- _REQUIRED WORK_: Reproduce each line that includes the word "this".

- _PROVIDED INFORMATION_:

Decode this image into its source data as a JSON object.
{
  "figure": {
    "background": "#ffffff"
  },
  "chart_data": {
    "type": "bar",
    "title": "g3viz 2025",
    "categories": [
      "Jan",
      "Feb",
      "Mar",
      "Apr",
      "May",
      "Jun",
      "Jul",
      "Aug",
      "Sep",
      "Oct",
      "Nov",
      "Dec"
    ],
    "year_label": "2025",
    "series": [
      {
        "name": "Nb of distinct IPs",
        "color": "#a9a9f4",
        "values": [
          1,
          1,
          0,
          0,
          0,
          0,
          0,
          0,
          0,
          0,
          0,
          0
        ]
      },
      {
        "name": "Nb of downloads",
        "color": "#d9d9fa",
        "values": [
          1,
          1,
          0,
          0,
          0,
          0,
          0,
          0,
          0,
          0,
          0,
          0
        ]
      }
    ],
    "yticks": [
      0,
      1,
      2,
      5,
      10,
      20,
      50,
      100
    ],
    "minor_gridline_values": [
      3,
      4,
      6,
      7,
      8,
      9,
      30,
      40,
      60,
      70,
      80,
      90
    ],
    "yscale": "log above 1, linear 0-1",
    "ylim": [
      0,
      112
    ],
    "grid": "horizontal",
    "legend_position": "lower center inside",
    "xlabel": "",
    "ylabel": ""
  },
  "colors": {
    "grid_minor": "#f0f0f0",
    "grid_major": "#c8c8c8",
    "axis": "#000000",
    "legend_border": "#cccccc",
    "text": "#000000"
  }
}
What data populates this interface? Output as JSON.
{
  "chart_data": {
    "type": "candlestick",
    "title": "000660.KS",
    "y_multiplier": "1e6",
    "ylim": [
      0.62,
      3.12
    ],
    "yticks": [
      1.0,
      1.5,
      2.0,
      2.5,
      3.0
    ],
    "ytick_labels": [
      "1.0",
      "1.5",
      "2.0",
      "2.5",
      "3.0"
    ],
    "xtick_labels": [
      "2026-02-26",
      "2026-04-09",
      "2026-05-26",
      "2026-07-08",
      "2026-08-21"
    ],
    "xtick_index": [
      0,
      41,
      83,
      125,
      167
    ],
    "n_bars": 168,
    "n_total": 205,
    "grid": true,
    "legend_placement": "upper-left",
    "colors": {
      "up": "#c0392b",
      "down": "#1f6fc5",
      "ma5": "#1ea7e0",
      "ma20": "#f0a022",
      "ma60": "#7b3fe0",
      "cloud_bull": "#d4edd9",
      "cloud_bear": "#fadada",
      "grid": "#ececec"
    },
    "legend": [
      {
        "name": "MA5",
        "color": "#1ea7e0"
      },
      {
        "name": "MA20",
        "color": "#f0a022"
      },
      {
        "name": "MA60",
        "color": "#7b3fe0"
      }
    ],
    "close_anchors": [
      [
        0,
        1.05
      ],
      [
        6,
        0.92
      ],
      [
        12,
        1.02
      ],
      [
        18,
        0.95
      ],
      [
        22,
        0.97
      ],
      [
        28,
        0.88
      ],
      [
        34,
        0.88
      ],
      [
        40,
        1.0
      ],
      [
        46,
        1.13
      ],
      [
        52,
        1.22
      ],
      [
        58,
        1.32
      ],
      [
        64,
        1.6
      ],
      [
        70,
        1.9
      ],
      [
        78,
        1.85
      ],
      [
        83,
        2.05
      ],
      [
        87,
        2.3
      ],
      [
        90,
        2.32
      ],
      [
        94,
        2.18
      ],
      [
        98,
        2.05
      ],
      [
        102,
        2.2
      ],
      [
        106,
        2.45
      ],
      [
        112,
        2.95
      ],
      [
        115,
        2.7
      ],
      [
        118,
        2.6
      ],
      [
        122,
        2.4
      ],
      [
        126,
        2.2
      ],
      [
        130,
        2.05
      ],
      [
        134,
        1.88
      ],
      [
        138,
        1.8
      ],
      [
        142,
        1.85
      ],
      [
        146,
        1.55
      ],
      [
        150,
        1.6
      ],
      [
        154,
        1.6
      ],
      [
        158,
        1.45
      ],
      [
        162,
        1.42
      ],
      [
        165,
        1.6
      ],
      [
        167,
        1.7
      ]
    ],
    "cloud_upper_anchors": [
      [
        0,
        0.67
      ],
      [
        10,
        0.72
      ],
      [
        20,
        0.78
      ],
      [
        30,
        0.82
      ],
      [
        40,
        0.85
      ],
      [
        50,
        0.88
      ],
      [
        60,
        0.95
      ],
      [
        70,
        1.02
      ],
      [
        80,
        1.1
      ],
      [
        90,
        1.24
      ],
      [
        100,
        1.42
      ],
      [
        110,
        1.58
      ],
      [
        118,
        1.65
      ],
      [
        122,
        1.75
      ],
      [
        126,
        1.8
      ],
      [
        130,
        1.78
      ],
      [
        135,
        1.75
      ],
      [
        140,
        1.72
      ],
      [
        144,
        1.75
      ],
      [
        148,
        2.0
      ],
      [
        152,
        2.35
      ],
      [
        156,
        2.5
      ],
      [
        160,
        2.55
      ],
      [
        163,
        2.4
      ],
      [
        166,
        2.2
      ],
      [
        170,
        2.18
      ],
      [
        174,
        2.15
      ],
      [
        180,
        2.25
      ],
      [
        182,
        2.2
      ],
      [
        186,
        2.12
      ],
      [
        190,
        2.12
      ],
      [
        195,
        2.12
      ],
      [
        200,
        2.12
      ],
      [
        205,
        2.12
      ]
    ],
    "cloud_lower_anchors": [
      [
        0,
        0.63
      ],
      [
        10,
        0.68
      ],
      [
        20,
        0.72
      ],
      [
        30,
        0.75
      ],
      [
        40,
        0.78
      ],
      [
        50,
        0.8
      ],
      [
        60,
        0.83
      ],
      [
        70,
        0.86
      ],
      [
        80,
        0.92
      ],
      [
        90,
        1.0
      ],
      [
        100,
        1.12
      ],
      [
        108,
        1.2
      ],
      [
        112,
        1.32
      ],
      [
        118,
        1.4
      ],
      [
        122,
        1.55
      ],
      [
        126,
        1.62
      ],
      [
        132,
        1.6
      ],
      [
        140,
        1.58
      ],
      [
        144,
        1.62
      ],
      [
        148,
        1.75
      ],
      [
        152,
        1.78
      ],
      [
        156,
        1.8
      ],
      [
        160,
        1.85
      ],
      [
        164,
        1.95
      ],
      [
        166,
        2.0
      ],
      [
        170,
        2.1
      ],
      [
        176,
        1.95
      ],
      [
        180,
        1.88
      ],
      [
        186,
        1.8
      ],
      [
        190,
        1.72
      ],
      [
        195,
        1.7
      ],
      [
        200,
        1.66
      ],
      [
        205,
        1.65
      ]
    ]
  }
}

- _WRITTEN RESPONSE_:
Decode this image into its source data as a JSON object.
What data populates this interface? Output as JSON.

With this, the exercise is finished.